(Stored entries)
╔══

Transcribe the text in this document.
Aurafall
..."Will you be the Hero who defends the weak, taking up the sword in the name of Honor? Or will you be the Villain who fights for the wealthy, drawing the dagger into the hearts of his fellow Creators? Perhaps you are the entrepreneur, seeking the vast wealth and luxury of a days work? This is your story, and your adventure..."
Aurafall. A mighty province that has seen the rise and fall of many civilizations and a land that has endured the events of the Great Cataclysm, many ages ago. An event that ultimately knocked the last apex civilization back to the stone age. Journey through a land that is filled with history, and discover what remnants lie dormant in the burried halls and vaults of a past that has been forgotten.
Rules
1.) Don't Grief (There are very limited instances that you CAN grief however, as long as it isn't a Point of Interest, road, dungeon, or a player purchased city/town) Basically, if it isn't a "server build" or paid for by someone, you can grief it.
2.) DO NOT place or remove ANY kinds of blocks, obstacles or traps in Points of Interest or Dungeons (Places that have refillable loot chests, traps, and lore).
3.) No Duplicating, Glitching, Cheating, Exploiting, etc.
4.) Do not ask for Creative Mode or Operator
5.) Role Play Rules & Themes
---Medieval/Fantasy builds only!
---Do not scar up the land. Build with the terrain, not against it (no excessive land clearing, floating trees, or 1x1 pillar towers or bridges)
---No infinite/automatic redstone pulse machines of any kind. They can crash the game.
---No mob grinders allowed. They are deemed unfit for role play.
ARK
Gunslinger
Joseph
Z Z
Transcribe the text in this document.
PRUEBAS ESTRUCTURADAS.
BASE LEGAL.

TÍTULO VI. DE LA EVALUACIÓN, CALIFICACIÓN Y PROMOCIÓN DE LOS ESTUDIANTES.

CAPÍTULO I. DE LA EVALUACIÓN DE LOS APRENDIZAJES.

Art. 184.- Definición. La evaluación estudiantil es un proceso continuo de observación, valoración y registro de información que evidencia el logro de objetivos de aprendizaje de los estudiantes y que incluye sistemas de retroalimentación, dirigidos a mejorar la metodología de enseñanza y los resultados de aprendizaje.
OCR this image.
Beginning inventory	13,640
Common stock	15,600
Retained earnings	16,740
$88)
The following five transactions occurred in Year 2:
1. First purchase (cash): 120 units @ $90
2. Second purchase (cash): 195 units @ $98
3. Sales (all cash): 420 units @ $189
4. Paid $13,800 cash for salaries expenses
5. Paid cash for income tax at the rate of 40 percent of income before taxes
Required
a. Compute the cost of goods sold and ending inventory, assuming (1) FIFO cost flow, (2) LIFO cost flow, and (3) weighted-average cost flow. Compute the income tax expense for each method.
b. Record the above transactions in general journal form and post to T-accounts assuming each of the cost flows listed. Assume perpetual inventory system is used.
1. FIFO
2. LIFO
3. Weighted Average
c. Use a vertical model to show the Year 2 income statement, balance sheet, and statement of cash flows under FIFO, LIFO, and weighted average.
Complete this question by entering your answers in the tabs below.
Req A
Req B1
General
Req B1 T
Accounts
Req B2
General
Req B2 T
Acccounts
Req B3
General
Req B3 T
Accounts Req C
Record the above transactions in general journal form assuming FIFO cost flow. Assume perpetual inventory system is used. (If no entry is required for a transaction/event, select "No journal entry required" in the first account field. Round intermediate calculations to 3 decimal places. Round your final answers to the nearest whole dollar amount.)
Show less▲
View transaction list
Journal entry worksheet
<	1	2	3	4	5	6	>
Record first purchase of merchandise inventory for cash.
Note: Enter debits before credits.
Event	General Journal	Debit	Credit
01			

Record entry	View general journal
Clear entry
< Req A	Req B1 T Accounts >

╚══

> **To do**: Extract, from the material above, each line holding the word "units".

> **The response**:
1. First purchase (cash): 120 units @ $90
2. Second purchase (cash): 195 units @ $98
3. Sales (all cash): 420 units @ $189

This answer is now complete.